Goal:
Set down every entry word for word. Omit the pictures.

Entries shown:
/---

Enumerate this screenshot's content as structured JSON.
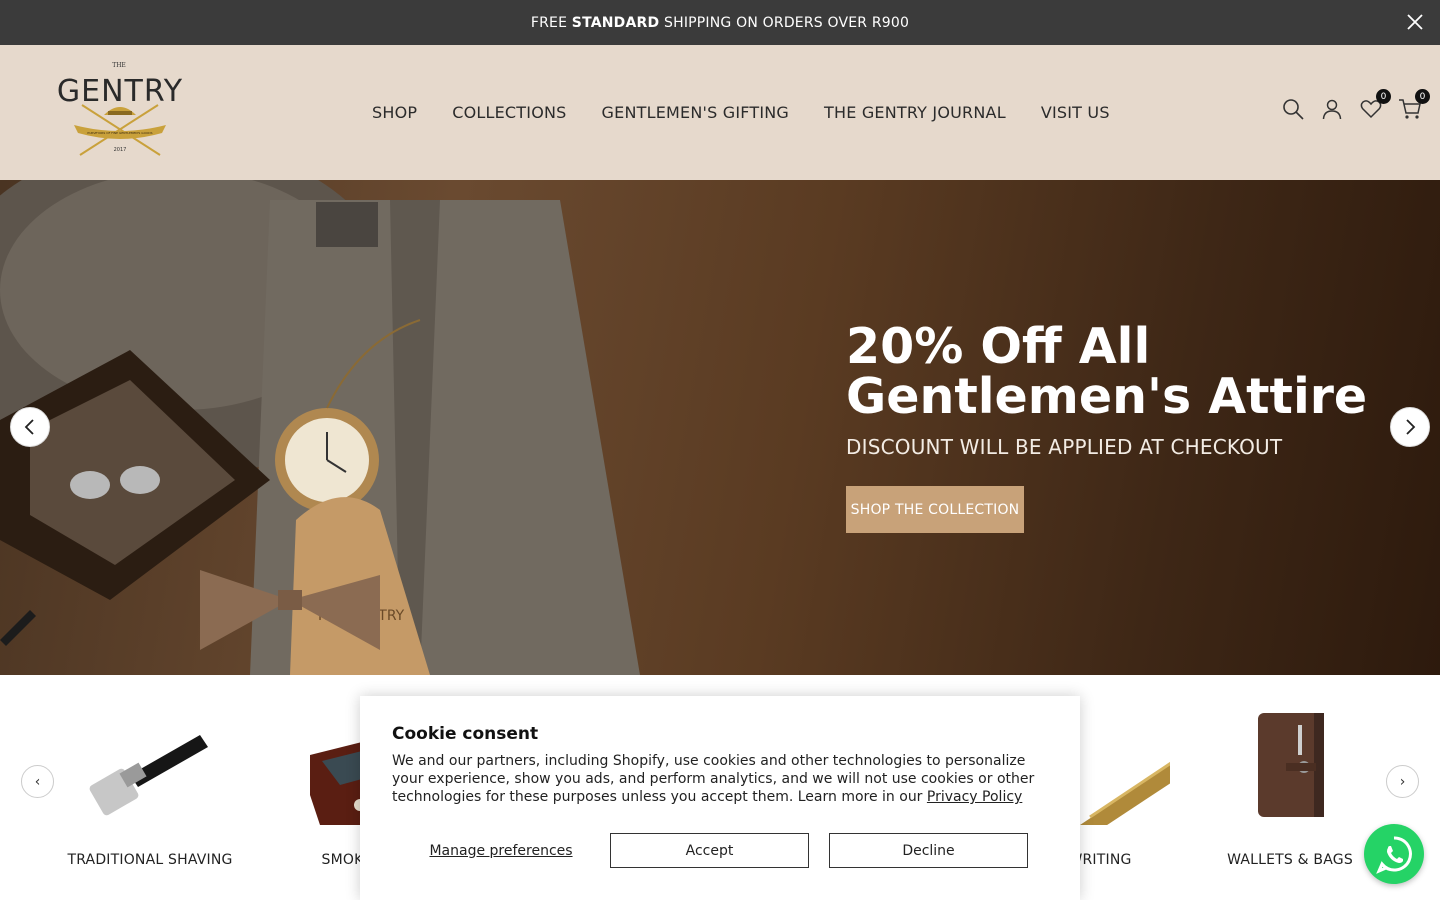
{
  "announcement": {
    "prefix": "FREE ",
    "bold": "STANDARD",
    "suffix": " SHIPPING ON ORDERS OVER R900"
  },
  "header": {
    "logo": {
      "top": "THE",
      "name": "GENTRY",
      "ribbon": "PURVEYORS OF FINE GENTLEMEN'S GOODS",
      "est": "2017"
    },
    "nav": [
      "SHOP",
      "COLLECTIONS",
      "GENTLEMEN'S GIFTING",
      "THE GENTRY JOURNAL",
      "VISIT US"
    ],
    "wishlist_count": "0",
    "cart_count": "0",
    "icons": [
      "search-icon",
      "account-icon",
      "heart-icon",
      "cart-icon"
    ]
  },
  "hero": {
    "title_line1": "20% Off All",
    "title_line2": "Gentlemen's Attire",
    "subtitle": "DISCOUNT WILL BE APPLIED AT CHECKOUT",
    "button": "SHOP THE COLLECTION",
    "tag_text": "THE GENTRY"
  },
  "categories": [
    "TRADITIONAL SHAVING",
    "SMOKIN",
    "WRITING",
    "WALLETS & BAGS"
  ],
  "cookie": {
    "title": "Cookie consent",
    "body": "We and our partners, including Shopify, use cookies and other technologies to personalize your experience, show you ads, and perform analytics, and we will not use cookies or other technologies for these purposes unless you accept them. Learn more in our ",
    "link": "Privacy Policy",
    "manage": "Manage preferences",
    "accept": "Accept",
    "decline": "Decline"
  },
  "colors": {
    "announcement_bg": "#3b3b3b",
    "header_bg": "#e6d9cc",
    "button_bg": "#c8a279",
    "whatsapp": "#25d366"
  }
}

\---

Result of this task:
Enumerate this screenshot's content as structured JSON.
{
  "announcement": {
    "prefix": "FREE ",
    "bold": "STANDARD",
    "suffix": " SHIPPING ON ORDERS OVER R900"
  },
  "header": {
    "logo": {
      "top": "THE",
      "name": "GENTRY",
      "ribbon": "PURVEYORS OF FINE GENTLEMEN'S GOODS",
      "est": "2017"
    },
    "nav": [
      "SHOP",
      "COLLECTIONS",
      "GENTLEMEN'S GIFTING",
      "THE GENTRY JOURNAL",
      "VISIT US"
    ],
    "wishlist_count": "0",
    "cart_count": "0",
    "icons": [
      "search-icon",
      "account-icon",
      "heart-icon",
      "cart-icon"
    ]
  },
  "hero": {
    "title_line1": "20% Off All",
    "title_line2": "Gentlemen's Attire",
    "subtitle": "DISCOUNT WILL BE APPLIED AT CHECKOUT",
    "button": "SHOP THE COLLECTION",
    "tag_text": "THE GENTRY"
  },
  "categories": [
    "TRADITIONAL SHAVING",
    "SMOKIN",
    "WRITING",
    "WALLETS & BAGS"
  ],
  "cookie": {
    "title": "Cookie consent",
    "body": "We and our partners, including Shopify, use cookies and other technologies to personalize your experience, show you ads, and perform analytics, and we will not use cookies or other technologies for these purposes unless you accept them. Learn more in our ",
    "link": "Privacy Policy",
    "manage": "Manage preferences",
    "accept": "Accept",
    "decline": "Decline"
  },
  "colors": {
    "announcement_bg": "#3b3b3b",
    "header_bg": "#e6d9cc",
    "button_bg": "#c8a279",
    "whatsapp": "#25d366"
  }
}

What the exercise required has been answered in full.